From the listing that follows, output everything exactly except the pictures.

[BEGIN Available data]

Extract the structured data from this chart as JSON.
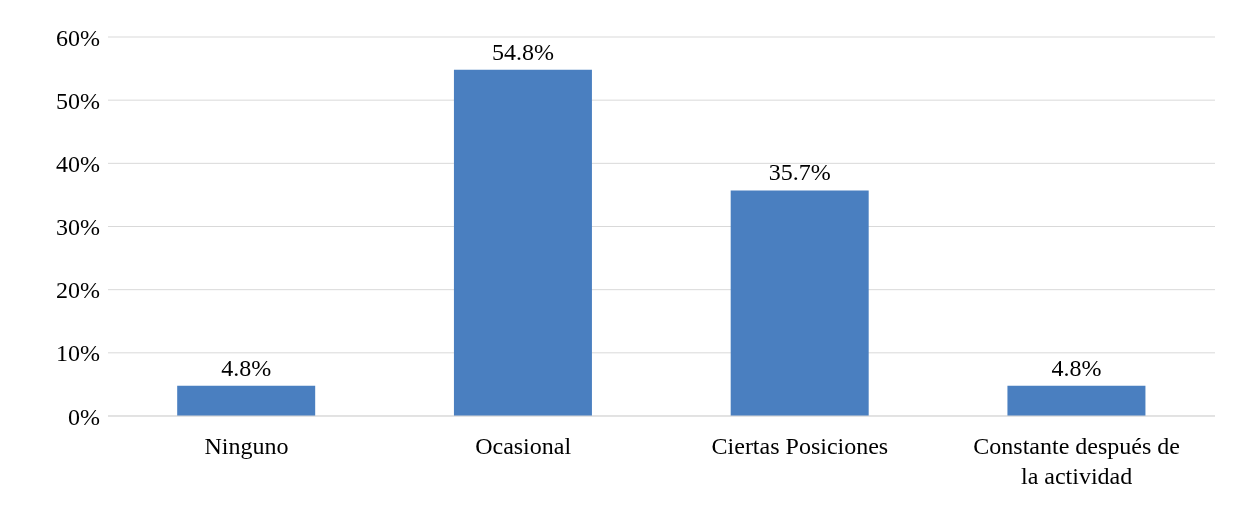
{
  "chart_data": {
    "type": "bar",
    "categories": [
      "Ninguno",
      "Ocasional",
      "Ciertas Posiciones",
      "Constante después de la actividad"
    ],
    "values": [
      4.8,
      54.8,
      35.7,
      4.8
    ],
    "color": "#4a7fc0",
    "value_labels": [
      "4.8%",
      "54.8%",
      "35.7%",
      "4.8%"
    ],
    "ylim": [
      0,
      60
    ],
    "yticks": [
      {
        "value": 0,
        "label": "0%"
      },
      {
        "value": 10,
        "label": "10%"
      },
      {
        "value": 20,
        "label": "20%"
      },
      {
        "value": 30,
        "label": "30%"
      },
      {
        "value": 40,
        "label": "40%"
      },
      {
        "value": 50,
        "label": "50%"
      },
      {
        "value": 60,
        "label": "60%"
      }
    ],
    "grid": "y",
    "legend": false
  }
}
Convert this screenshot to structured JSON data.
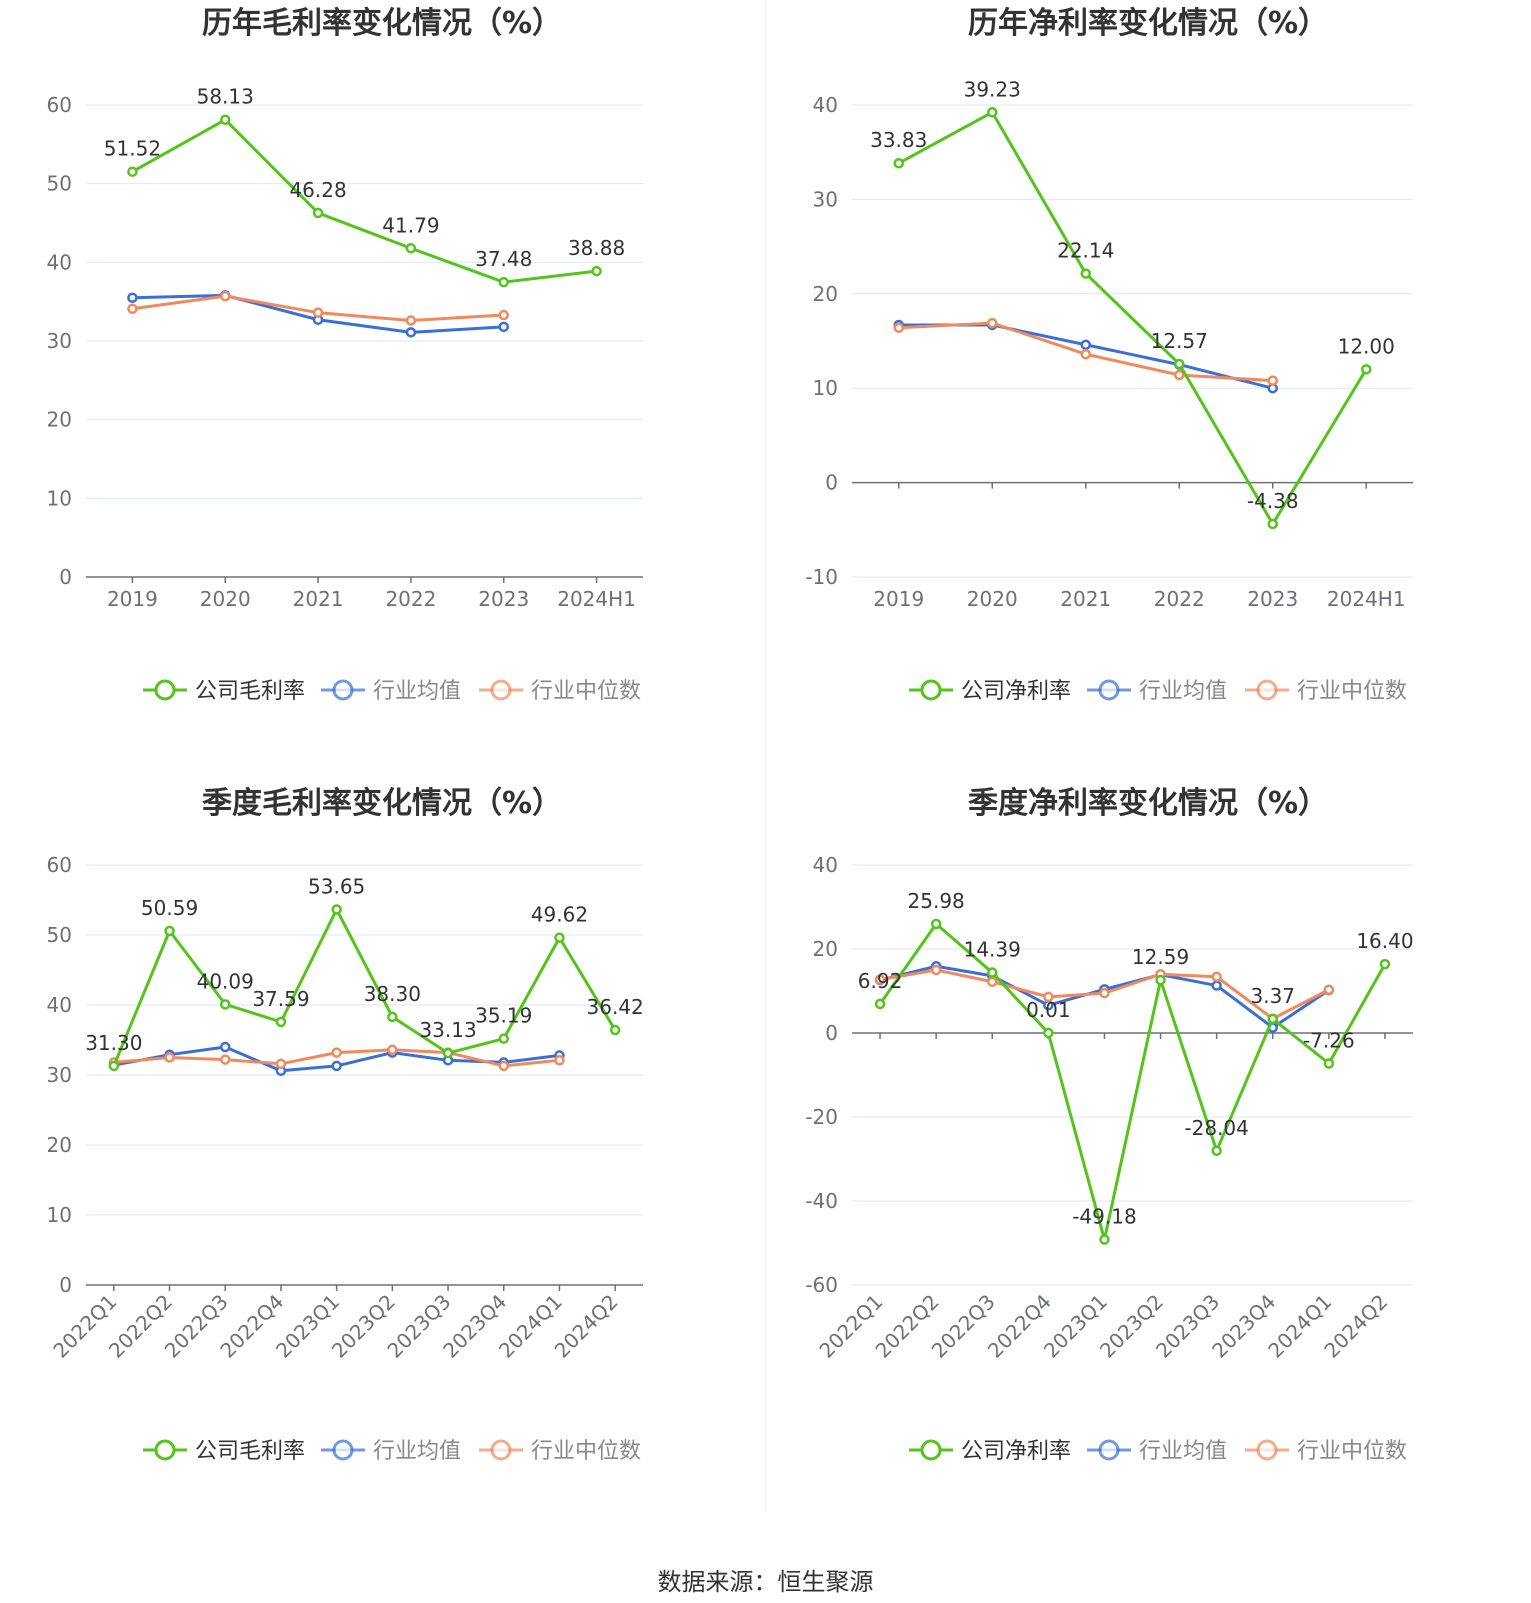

[END Available data]

> **Finished exercise**
Extract the structured data from this chart as JSON.
{
  "chart_data": {
    "type": "bar",
    "categories": [
      "Ninguno",
      "Ocasional",
      "Ciertas Posiciones",
      "Constante después de la actividad"
    ],
    "values": [
      4.8,
      54.8,
      35.7,
      4.8
    ],
    "color": "#4a7fc0",
    "value_labels": [
      "4.8%",
      "54.8%",
      "35.7%",
      "4.8%"
    ],
    "ylim": [
      0,
      60
    ],
    "yticks": [
      {
        "value": 0,
        "label": "0%"
      },
      {
        "value": 10,
        "label": "10%"
      },
      {
        "value": 20,
        "label": "20%"
      },
      {
        "value": 30,
        "label": "30%"
      },
      {
        "value": 40,
        "label": "40%"
      },
      {
        "value": 50,
        "label": "50%"
      },
      {
        "value": 60,
        "label": "60%"
      }
    ],
    "grid": "y",
    "legend": false
  }
}
Convert this screenshot to structured JSON data.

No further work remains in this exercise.